[START OF Exercise data]

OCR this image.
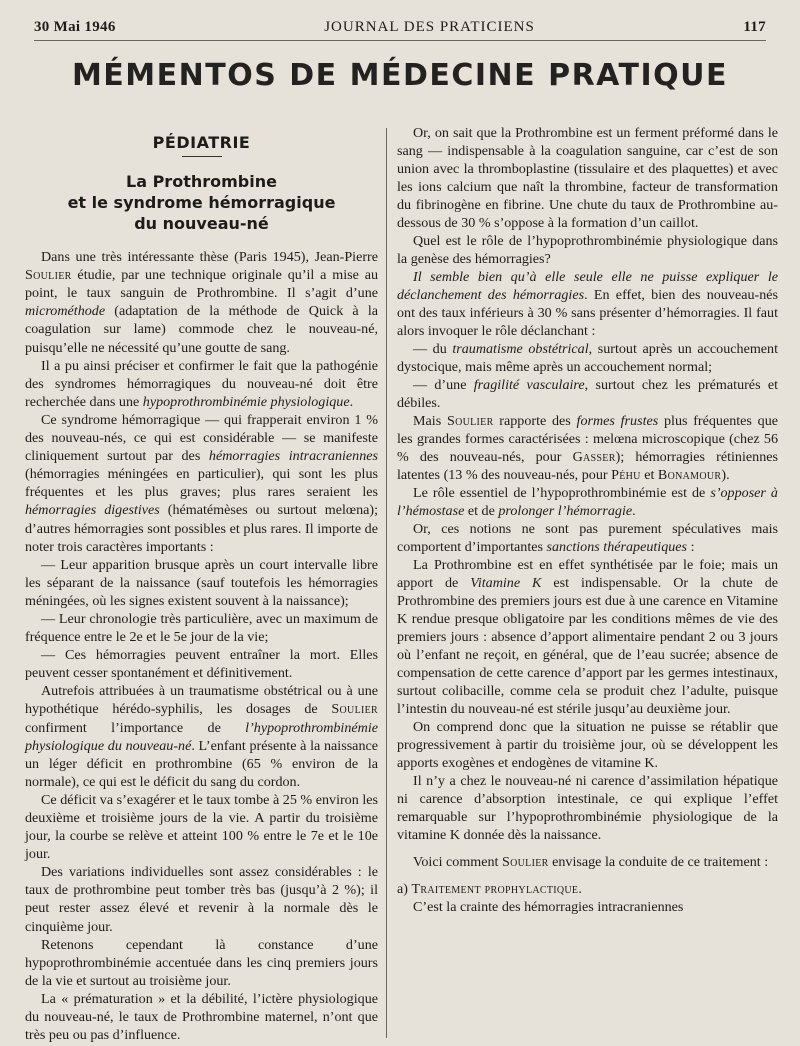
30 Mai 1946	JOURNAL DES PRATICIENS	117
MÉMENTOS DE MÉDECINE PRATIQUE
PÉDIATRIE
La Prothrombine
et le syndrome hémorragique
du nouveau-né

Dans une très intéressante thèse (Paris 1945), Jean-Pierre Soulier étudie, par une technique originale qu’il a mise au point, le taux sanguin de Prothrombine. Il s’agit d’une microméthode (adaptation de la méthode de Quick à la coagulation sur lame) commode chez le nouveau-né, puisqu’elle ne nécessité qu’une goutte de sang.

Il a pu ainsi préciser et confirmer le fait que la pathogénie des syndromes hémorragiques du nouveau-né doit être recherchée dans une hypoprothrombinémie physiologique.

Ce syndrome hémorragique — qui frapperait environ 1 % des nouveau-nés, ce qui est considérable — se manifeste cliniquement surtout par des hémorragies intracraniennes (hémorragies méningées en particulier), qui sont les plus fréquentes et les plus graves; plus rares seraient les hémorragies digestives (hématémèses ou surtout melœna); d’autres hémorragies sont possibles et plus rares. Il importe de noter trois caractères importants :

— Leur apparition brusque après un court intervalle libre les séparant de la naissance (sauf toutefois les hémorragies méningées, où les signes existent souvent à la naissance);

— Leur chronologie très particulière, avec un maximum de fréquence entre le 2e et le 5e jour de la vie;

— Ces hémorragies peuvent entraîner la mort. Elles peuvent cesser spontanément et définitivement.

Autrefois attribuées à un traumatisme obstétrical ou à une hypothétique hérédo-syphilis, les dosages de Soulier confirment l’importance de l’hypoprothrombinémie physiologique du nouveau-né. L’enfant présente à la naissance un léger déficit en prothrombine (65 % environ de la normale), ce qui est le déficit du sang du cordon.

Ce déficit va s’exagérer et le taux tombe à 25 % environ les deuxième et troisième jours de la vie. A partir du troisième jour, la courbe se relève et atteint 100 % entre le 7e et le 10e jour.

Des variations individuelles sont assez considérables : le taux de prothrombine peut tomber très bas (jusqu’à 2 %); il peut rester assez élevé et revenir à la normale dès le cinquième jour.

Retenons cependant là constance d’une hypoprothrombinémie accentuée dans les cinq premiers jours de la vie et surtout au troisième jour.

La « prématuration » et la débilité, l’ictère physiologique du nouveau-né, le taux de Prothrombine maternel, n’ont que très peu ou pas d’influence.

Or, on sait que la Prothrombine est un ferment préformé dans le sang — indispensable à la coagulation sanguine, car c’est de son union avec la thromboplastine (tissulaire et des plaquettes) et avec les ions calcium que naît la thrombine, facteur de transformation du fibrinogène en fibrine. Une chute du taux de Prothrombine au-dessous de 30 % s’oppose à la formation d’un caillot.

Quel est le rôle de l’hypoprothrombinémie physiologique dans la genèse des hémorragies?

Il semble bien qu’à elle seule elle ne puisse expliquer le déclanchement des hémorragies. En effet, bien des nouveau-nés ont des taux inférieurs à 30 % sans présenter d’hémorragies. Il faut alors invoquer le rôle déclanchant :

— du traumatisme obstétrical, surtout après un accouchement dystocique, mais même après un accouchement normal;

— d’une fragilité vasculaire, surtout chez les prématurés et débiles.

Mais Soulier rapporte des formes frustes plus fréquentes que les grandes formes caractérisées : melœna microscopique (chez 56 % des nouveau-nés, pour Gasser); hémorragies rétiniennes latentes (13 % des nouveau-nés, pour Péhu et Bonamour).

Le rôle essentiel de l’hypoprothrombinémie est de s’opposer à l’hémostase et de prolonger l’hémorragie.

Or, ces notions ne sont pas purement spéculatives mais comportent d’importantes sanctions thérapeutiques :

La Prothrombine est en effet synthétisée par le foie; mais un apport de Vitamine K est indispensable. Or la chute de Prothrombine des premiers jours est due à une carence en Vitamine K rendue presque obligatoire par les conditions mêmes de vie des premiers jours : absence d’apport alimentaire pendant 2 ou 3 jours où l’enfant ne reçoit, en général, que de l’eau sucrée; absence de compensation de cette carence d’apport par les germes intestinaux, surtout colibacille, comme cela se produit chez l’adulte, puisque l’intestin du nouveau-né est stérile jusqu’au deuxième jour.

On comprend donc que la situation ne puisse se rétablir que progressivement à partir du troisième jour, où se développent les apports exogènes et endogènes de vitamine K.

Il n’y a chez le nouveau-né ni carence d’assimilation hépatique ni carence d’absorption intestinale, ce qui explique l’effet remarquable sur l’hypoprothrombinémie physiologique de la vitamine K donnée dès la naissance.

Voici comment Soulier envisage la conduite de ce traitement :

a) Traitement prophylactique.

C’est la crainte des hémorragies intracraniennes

[END OF Exercise data]

**Requirement**
Pull out all lines containing "Leur".

**Task output**
— Leur apparition brusque après un court intervalle libre les séparant de la naissance (sauf toutefois les hémorragies méningées, où les signes existent souvent à la naissance);
— Leur chronologie très particulière, avec un maximum de fréquence entre le 2e et le 5e jour de la vie;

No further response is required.